____ Raw records

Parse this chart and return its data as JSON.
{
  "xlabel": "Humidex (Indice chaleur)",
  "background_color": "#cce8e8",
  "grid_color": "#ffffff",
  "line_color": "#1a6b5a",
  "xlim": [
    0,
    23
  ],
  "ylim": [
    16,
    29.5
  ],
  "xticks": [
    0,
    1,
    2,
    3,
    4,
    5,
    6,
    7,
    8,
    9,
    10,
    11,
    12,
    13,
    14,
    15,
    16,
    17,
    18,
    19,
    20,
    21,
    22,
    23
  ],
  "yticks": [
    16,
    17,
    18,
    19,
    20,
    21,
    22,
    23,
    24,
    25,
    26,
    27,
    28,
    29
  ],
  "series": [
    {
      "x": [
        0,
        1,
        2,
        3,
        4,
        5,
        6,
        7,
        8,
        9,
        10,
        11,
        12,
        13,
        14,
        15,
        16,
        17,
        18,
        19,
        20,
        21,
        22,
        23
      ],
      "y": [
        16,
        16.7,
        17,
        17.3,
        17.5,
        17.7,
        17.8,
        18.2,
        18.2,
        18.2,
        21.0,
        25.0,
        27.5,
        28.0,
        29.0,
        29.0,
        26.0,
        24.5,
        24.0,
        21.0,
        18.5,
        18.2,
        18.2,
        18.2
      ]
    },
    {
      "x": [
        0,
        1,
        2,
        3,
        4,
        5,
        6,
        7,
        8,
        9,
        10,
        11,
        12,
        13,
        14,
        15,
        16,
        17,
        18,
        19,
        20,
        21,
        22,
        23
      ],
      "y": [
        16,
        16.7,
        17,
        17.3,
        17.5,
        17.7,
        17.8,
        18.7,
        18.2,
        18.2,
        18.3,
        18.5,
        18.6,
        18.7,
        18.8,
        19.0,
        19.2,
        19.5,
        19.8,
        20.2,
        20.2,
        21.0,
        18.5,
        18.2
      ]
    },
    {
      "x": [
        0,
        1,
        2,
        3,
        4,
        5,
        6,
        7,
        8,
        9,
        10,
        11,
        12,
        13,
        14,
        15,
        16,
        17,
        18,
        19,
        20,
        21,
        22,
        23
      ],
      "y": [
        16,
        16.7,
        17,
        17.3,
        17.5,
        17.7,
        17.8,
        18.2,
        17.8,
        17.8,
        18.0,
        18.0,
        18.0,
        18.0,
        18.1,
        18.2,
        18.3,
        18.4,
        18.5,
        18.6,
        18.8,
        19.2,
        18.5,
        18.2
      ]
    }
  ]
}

________

## Task objective:
Retype all the material above precisely, with no line left out.

## Task output:
Parse this chart and return its data as JSON.
{
  "xlabel": "Humidex (Indice chaleur)",
  "background_color": "#cce8e8",
  "grid_color": "#ffffff",
  "line_color": "#1a6b5a",
  "xlim": [
    0,
    23
  ],
  "ylim": [
    16,
    29.5
  ],
  "xticks": [
    0,
    1,
    2,
    3,
    4,
    5,
    6,
    7,
    8,
    9,
    10,
    11,
    12,
    13,
    14,
    15,
    16,
    17,
    18,
    19,
    20,
    21,
    22,
    23
  ],
  "yticks": [
    16,
    17,
    18,
    19,
    20,
    21,
    22,
    23,
    24,
    25,
    26,
    27,
    28,
    29
  ],
  "series": [
    {
      "x": [
        0,
        1,
        2,
        3,
        4,
        5,
        6,
        7,
        8,
        9,
        10,
        11,
        12,
        13,
        14,
        15,
        16,
        17,
        18,
        19,
        20,
        21,
        22,
        23
      ],
      "y": [
        16,
        16.7,
        17,
        17.3,
        17.5,
        17.7,
        17.8,
        18.2,
        18.2,
        18.2,
        21.0,
        25.0,
        27.5,
        28.0,
        29.0,
        29.0,
        26.0,
        24.5,
        24.0,
        21.0,
        18.5,
        18.2,
        18.2,
        18.2
      ]
    },
    {
      "x": [
        0,
        1,
        2,
        3,
        4,
        5,
        6,
        7,
        8,
        9,
        10,
        11,
        12,
        13,
        14,
        15,
        16,
        17,
        18,
        19,
        20,
        21,
        22,
        23
      ],
      "y": [
        16,
        16.7,
        17,
        17.3,
        17.5,
        17.7,
        17.8,
        18.7,
        18.2,
        18.2,
        18.3,
        18.5,
        18.6,
        18.7,
        18.8,
        19.0,
        19.2,
        19.5,
        19.8,
        20.2,
        20.2,
        21.0,
        18.5,
        18.2
      ]
    },
    {
      "x": [
        0,
        1,
        2,
        3,
        4,
        5,
        6,
        7,
        8,
        9,
        10,
        11,
        12,
        13,
        14,
        15,
        16,
        17,
        18,
        19,
        20,
        21,
        22,
        23
      ],
      "y": [
        16,
        16.7,
        17,
        17.3,
        17.5,
        17.7,
        17.8,
        18.2,
        17.8,
        17.8,
        18.0,
        18.0,
        18.0,
        18.0,
        18.1,
        18.2,
        18.3,
        18.4,
        18.5,
        18.6,
        18.8,
        19.2,
        18.5,
        18.2
      ]
    }
  ]
}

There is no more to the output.